▶ What the task requires
Reproduce this listing verbatim, keeping every line.

.....

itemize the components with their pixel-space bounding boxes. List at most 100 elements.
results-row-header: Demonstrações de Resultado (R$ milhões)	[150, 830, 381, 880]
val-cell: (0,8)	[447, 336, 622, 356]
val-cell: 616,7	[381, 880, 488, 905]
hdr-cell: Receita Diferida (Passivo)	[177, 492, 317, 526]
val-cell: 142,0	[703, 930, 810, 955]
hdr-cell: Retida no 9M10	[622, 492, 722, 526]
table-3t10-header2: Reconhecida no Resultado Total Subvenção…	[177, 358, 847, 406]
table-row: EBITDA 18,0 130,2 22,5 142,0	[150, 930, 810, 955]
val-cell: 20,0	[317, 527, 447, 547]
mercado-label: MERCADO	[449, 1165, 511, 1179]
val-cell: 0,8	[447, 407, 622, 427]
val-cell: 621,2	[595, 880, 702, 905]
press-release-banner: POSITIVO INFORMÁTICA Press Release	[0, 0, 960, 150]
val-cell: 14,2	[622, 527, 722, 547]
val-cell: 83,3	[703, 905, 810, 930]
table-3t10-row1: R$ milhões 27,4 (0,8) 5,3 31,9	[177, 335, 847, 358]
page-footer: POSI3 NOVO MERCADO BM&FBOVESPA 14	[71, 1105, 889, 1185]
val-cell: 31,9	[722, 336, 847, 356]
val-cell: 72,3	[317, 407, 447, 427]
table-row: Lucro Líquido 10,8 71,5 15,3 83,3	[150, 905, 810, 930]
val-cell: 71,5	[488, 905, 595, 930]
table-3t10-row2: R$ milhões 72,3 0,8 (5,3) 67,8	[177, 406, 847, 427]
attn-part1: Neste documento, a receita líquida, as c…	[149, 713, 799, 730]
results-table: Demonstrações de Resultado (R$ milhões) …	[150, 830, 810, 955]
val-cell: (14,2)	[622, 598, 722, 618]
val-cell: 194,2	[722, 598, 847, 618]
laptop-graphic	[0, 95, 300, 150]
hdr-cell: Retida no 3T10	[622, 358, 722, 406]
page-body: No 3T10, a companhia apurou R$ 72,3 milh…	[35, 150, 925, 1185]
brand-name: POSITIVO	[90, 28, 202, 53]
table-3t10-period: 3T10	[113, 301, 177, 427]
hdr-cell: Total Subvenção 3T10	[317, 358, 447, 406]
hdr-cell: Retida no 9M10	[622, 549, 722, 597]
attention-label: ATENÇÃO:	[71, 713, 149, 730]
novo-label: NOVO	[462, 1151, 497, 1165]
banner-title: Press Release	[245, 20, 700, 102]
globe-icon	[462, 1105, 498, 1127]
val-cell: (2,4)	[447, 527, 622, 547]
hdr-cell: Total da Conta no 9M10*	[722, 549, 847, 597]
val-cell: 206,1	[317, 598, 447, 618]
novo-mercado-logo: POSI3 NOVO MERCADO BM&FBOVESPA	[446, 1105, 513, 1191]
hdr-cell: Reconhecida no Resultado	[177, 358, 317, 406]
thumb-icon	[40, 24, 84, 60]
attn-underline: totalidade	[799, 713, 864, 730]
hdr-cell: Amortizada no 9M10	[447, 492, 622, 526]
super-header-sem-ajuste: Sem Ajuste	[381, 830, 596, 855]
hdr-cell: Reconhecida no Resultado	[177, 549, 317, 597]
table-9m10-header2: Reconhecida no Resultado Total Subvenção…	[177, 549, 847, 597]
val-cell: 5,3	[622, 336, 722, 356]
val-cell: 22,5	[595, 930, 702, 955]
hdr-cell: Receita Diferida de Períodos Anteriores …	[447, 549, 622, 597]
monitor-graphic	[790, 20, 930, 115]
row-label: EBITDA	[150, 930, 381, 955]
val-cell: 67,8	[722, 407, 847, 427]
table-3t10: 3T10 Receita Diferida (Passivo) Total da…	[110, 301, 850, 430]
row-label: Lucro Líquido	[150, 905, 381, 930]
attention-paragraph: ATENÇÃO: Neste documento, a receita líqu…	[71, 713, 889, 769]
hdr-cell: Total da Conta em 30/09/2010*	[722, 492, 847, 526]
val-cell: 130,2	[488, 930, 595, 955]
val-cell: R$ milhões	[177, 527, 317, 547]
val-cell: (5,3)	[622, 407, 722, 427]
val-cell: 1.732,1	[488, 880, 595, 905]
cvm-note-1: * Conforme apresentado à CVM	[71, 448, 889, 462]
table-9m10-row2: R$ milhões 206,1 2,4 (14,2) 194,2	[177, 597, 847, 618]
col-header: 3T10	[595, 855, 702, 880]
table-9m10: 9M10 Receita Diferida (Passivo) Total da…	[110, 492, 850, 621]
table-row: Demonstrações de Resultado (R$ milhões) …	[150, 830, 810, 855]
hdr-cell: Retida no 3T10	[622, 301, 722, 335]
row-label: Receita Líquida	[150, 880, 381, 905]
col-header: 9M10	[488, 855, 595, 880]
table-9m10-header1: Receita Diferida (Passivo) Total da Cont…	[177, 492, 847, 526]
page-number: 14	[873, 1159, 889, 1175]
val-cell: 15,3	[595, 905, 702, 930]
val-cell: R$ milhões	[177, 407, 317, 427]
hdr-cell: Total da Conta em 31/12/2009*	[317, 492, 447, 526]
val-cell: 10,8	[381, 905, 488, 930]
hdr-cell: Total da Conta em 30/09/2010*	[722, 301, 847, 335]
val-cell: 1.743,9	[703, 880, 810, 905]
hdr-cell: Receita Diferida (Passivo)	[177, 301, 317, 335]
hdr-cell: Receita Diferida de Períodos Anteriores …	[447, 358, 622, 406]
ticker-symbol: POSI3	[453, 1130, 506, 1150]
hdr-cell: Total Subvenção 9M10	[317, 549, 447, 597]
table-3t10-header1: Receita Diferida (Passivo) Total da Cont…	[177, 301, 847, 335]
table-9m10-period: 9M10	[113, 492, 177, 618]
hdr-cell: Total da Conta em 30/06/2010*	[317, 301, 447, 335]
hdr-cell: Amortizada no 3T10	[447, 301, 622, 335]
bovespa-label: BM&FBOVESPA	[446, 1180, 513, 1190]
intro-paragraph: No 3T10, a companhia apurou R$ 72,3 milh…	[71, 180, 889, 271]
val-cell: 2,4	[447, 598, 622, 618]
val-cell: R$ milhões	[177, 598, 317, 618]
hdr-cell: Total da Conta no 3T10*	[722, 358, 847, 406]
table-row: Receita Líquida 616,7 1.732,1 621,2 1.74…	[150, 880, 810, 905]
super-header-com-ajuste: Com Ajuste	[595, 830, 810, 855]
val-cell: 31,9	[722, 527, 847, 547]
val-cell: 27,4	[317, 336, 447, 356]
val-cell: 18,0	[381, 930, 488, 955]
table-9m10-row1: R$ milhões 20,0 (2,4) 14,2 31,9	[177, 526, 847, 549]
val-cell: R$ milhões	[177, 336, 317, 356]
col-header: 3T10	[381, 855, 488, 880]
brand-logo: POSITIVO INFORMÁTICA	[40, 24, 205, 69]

.....

▶ Solution for this exercise
itemize the components with their pixel-space bounding boxes. List at most 100 elements.
results-row-header: Demonstrações de Resultado (R$ milhões)	[150, 830, 381, 880]
val-cell: (0,8)	[447, 336, 622, 356]
val-cell: 616,7	[381, 880, 488, 905]
hdr-cell: Receita Diferida (Passivo)	[177, 492, 317, 526]
val-cell: 142,0	[703, 930, 810, 955]
hdr-cell: Retida no 9M10	[622, 492, 722, 526]
table-3t10-header2: Reconhecida no Resultado Total Subvenção…	[177, 358, 847, 406]
table-row: EBITDA 18,0 130,2 22,5 142,0	[150, 930, 810, 955]
val-cell: 20,0	[317, 527, 447, 547]
mercado-label: MERCADO	[449, 1165, 511, 1179]
val-cell: 0,8	[447, 407, 622, 427]
val-cell: 621,2	[595, 880, 702, 905]
press-release-banner: POSITIVO INFORMÁTICA Press Release	[0, 0, 960, 150]
val-cell: 14,2	[622, 527, 722, 547]
val-cell: 83,3	[703, 905, 810, 930]
table-3t10-row1: R$ milhões 27,4 (0,8) 5,3 31,9	[177, 335, 847, 358]
page-footer: POSI3 NOVO MERCADO BM&FBOVESPA 14	[71, 1105, 889, 1185]
val-cell: 31,9	[722, 336, 847, 356]
val-cell: 72,3	[317, 407, 447, 427]
table-row: Lucro Líquido 10,8 71,5 15,3 83,3	[150, 905, 810, 930]
val-cell: 71,5	[488, 905, 595, 930]
table-3t10-row2: R$ milhões 72,3 0,8 (5,3) 67,8	[177, 406, 847, 427]
attn-part1: Neste documento, a receita líquida, as c…	[149, 713, 799, 730]
results-table: Demonstrações de Resultado (R$ milhões) …	[150, 830, 810, 955]
val-cell: (14,2)	[622, 598, 722, 618]
val-cell: 194,2	[722, 598, 847, 618]
laptop-graphic	[0, 95, 300, 150]
hdr-cell: Retida no 3T10	[622, 358, 722, 406]
page-body: No 3T10, a companhia apurou R$ 72,3 milh…	[35, 150, 925, 1185]
brand-name: POSITIVO	[90, 28, 202, 53]
table-3t10-period: 3T10	[113, 301, 177, 427]
hdr-cell: Total Subvenção 3T10	[317, 358, 447, 406]
hdr-cell: Retida no 9M10	[622, 549, 722, 597]
attention-label: ATENÇÃO:	[71, 713, 149, 730]
novo-label: NOVO	[462, 1151, 497, 1165]
banner-title: Press Release	[245, 20, 700, 102]
globe-icon	[462, 1105, 498, 1127]
val-cell: (2,4)	[447, 527, 622, 547]
hdr-cell: Total da Conta no 9M10*	[722, 549, 847, 597]
val-cell: 206,1	[317, 598, 447, 618]
novo-mercado-logo: POSI3 NOVO MERCADO BM&FBOVESPA	[446, 1105, 513, 1191]
hdr-cell: Reconhecida no Resultado	[177, 358, 317, 406]
thumb-icon	[40, 24, 84, 60]
attn-underline: totalidade	[799, 713, 864, 730]
hdr-cell: Amortizada no 9M10	[447, 492, 622, 526]
super-header-sem-ajuste: Sem Ajuste	[381, 830, 596, 855]
hdr-cell: Reconhecida no Resultado	[177, 549, 317, 597]
table-9m10-header2: Reconhecida no Resultado Total Subvenção…	[177, 549, 847, 597]
val-cell: 5,3	[622, 336, 722, 356]
val-cell: 22,5	[595, 930, 702, 955]
hdr-cell: Receita Diferida de Períodos Anteriores …	[447, 549, 622, 597]
monitor-graphic	[790, 20, 930, 115]
row-label: EBITDA	[150, 930, 381, 955]
val-cell: 67,8	[722, 407, 847, 427]
table-3t10: 3T10 Receita Diferida (Passivo) Total da…	[110, 301, 850, 430]
row-label: Lucro Líquido	[150, 905, 381, 930]
attention-paragraph: ATENÇÃO: Neste documento, a receita líqu…	[71, 713, 889, 769]
hdr-cell: Total da Conta em 30/09/2010*	[722, 492, 847, 526]
val-cell: 130,2	[488, 930, 595, 955]
val-cell: R$ milhões	[177, 527, 317, 547]
val-cell: (5,3)	[622, 407, 722, 427]
val-cell: 1.732,1	[488, 880, 595, 905]
cvm-note-1: * Conforme apresentado à CVM	[71, 448, 889, 462]
table-9m10-row2: R$ milhões 206,1 2,4 (14,2) 194,2	[177, 597, 847, 618]
col-header: 3T10	[595, 855, 702, 880]
table-9m10: 9M10 Receita Diferida (Passivo) Total da…	[110, 492, 850, 621]
table-row: Demonstrações de Resultado (R$ milhões) …	[150, 830, 810, 855]
hdr-cell: Retida no 3T10	[622, 301, 722, 335]
row-label: Receita Líquida	[150, 880, 381, 905]
col-header: 9M10	[488, 855, 595, 880]
table-9m10-header1: Receita Diferida (Passivo) Total da Cont…	[177, 492, 847, 526]
page-number: 14	[873, 1159, 889, 1175]
val-cell: 15,3	[595, 905, 702, 930]
val-cell: R$ milhões	[177, 407, 317, 427]
hdr-cell: Total da Conta em 31/12/2009*	[317, 492, 447, 526]
val-cell: 10,8	[381, 905, 488, 930]
hdr-cell: Total da Conta em 30/09/2010*	[722, 301, 847, 335]
val-cell: 1.743,9	[703, 880, 810, 905]
hdr-cell: Receita Diferida (Passivo)	[177, 301, 317, 335]
hdr-cell: Receita Diferida de Períodos Anteriores …	[447, 358, 622, 406]
ticker-symbol: POSI3	[453, 1130, 506, 1150]
hdr-cell: Total Subvenção 9M10	[317, 549, 447, 597]
table-3t10-header1: Receita Diferida (Passivo) Total da Cont…	[177, 301, 847, 335]
table-9m10-period: 9M10	[113, 492, 177, 618]
hdr-cell: Total da Conta em 30/06/2010*	[317, 301, 447, 335]
hdr-cell: Amortizada no 3T10	[447, 301, 622, 335]
bovespa-label: BM&FBOVESPA	[446, 1180, 513, 1190]
intro-paragraph: No 3T10, a companhia apurou R$ 72,3 milh…	[71, 180, 889, 271]
val-cell: 2,4	[447, 598, 622, 618]
val-cell: R$ milhões	[177, 598, 317, 618]
hdr-cell: Total da Conta no 3T10*	[722, 358, 847, 406]
table-row: Receita Líquida 616,7 1.732,1 621,2 1.74…	[150, 880, 810, 905]
super-header-com-ajuste: Com Ajuste	[595, 830, 810, 855]
val-cell: 31,9	[722, 527, 847, 547]
val-cell: 27,4	[317, 336, 447, 356]
val-cell: 18,0	[381, 930, 488, 955]
table-9m10-row1: R$ milhões 20,0 (2,4) 14,2 31,9	[177, 526, 847, 549]
val-cell: R$ milhões	[177, 336, 317, 356]
col-header: 3T10	[381, 855, 488, 880]
brand-logo: POSITIVO INFORMÁTICA	[40, 24, 205, 69]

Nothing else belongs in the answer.